Could you write out every entry exactly as it stands?

Source records:
◇ ◇ ◇ ◇ ◇ ◇ ◇

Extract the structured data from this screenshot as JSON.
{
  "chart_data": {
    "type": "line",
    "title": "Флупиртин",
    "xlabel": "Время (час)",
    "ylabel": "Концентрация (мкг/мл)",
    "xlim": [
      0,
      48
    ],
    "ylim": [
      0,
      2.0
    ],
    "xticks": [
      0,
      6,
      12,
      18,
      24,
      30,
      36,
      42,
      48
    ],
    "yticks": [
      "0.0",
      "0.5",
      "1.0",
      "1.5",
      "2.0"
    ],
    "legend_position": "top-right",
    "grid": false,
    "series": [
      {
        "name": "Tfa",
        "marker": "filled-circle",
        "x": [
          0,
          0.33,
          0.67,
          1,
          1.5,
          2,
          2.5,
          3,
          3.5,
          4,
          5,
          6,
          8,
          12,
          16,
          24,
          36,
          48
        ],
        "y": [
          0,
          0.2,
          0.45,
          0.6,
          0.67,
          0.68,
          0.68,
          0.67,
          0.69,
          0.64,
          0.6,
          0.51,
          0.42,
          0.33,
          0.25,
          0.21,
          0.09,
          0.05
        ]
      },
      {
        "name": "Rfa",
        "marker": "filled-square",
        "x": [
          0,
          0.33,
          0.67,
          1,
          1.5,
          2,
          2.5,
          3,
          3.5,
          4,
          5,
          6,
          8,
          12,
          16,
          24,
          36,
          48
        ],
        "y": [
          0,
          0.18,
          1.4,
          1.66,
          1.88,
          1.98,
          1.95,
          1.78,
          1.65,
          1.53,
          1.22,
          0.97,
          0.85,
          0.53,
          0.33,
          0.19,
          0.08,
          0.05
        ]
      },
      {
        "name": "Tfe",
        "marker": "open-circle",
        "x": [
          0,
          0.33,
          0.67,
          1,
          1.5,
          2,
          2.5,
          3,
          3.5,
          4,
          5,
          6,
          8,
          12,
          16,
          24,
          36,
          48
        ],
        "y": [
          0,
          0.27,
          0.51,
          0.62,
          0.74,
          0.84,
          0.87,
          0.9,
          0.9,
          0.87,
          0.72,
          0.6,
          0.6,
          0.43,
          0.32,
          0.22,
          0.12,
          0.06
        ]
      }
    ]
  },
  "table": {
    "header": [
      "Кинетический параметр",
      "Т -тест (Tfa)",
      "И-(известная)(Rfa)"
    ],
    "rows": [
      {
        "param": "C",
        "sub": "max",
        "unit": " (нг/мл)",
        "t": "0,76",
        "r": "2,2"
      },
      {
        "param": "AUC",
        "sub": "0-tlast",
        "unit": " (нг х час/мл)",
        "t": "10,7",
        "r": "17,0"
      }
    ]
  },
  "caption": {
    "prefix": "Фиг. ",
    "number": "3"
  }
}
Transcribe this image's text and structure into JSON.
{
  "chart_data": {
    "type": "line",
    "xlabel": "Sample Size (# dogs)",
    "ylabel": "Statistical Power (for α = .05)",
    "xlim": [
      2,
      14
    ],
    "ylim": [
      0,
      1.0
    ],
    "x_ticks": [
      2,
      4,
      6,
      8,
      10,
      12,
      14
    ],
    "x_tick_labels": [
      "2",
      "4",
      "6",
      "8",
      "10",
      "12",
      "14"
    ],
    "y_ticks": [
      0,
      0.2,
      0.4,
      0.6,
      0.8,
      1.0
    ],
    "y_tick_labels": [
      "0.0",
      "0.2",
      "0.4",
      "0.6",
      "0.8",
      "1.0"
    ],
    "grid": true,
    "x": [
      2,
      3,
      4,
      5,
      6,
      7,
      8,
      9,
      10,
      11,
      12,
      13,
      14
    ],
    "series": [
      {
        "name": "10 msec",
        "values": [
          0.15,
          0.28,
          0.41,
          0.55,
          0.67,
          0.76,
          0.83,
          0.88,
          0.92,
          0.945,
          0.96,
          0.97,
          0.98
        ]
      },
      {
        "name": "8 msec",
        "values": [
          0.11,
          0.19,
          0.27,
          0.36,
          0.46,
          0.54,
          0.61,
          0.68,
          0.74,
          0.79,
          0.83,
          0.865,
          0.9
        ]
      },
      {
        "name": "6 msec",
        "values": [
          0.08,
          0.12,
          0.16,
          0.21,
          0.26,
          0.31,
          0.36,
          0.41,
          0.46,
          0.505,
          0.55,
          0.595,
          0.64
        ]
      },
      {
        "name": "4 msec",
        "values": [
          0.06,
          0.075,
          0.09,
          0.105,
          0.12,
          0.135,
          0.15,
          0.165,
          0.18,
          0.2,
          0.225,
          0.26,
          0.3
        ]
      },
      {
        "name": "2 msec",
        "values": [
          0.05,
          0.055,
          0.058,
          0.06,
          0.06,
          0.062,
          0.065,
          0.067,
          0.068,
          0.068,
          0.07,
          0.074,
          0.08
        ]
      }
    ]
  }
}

◇ ◇ ◇ ◇ ◇ ◇ ◇

— SOLVED EXERCISE —
Extract the structured data from this screenshot as JSON.
{
  "chart_data": {
    "type": "line",
    "title": "Флупиртин",
    "xlabel": "Время (час)",
    "ylabel": "Концентрация (мкг/мл)",
    "xlim": [
      0,
      48
    ],
    "ylim": [
      0,
      2.0
    ],
    "xticks": [
      0,
      6,
      12,
      18,
      24,
      30,
      36,
      42,
      48
    ],
    "yticks": [
      "0.0",
      "0.5",
      "1.0",
      "1.5",
      "2.0"
    ],
    "legend_position": "top-right",
    "grid": false,
    "series": [
      {
        "name": "Tfa",
        "marker": "filled-circle",
        "x": [
          0,
          0.33,
          0.67,
          1,
          1.5,
          2,
          2.5,
          3,
          3.5,
          4,
          5,
          6,
          8,
          12,
          16,
          24,
          36,
          48
        ],
        "y": [
          0,
          0.2,
          0.45,
          0.6,
          0.67,
          0.68,
          0.68,
          0.67,
          0.69,
          0.64,
          0.6,
          0.51,
          0.42,
          0.33,
          0.25,
          0.21,
          0.09,
          0.05
        ]
      },
      {
        "name": "Rfa",
        "marker": "filled-square",
        "x": [
          0,
          0.33,
          0.67,
          1,
          1.5,
          2,
          2.5,
          3,
          3.5,
          4,
          5,
          6,
          8,
          12,
          16,
          24,
          36,
          48
        ],
        "y": [
          0,
          0.18,
          1.4,
          1.66,
          1.88,
          1.98,
          1.95,
          1.78,
          1.65,
          1.53,
          1.22,
          0.97,
          0.85,
          0.53,
          0.33,
          0.19,
          0.08,
          0.05
        ]
      },
      {
        "name": "Tfe",
        "marker": "open-circle",
        "x": [
          0,
          0.33,
          0.67,
          1,
          1.5,
          2,
          2.5,
          3,
          3.5,
          4,
          5,
          6,
          8,
          12,
          16,
          24,
          36,
          48
        ],
        "y": [
          0,
          0.27,
          0.51,
          0.62,
          0.74,
          0.84,
          0.87,
          0.9,
          0.9,
          0.87,
          0.72,
          0.6,
          0.6,
          0.43,
          0.32,
          0.22,
          0.12,
          0.06
        ]
      }
    ]
  },
  "table": {
    "header": [
      "Кинетический параметр",
      "Т -тест (Tfa)",
      "И-(известная)(Rfa)"
    ],
    "rows": [
      {
        "param": "C",
        "sub": "max",
        "unit": " (нг/мл)",
        "t": "0,76",
        "r": "2,2"
      },
      {
        "param": "AUC",
        "sub": "0-tlast",
        "unit": " (нг х час/мл)",
        "t": "10,7",
        "r": "17,0"
      }
    ]
  },
  "caption": {
    "prefix": "Фиг. ",
    "number": "3"
  }
}
Transcribe this image's text and structure into JSON.
{
  "chart_data": {
    "type": "line",
    "xlabel": "Sample Size (# dogs)",
    "ylabel": "Statistical Power (for α = .05)",
    "xlim": [
      2,
      14
    ],
    "ylim": [
      0,
      1.0
    ],
    "x_ticks": [
      2,
      4,
      6,
      8,
      10,
      12,
      14
    ],
    "x_tick_labels": [
      "2",
      "4",
      "6",
      "8",
      "10",
      "12",
      "14"
    ],
    "y_ticks": [
      0,
      0.2,
      0.4,
      0.6,
      0.8,
      1.0
    ],
    "y_tick_labels": [
      "0.0",
      "0.2",
      "0.4",
      "0.6",
      "0.8",
      "1.0"
    ],
    "grid": true,
    "x": [
      2,
      3,
      4,
      5,
      6,
      7,
      8,
      9,
      10,
      11,
      12,
      13,
      14
    ],
    "series": [
      {
        "name": "10 msec",
        "values": [
          0.15,
          0.28,
          0.41,
          0.55,
          0.67,
          0.76,
          0.83,
          0.88,
          0.92,
          0.945,
          0.96,
          0.97,
          0.98
        ]
      },
      {
        "name": "8 msec",
        "values": [
          0.11,
          0.19,
          0.27,
          0.36,
          0.46,
          0.54,
          0.61,
          0.68,
          0.74,
          0.79,
          0.83,
          0.865,
          0.9
        ]
      },
      {
        "name": "6 msec",
        "values": [
          0.08,
          0.12,
          0.16,
          0.21,
          0.26,
          0.31,
          0.36,
          0.41,
          0.46,
          0.505,
          0.55,
          0.595,
          0.64
        ]
      },
      {
        "name": "4 msec",
        "values": [
          0.06,
          0.075,
          0.09,
          0.105,
          0.12,
          0.135,
          0.15,
          0.165,
          0.18,
          0.2,
          0.225,
          0.26,
          0.3
        ]
      },
      {
        "name": "2 msec",
        "values": [
          0.05,
          0.055,
          0.058,
          0.06,
          0.06,
          0.062,
          0.065,
          0.067,
          0.068,
          0.068,
          0.07,
          0.074,
          0.08
        ]
      }
    ]
  }
}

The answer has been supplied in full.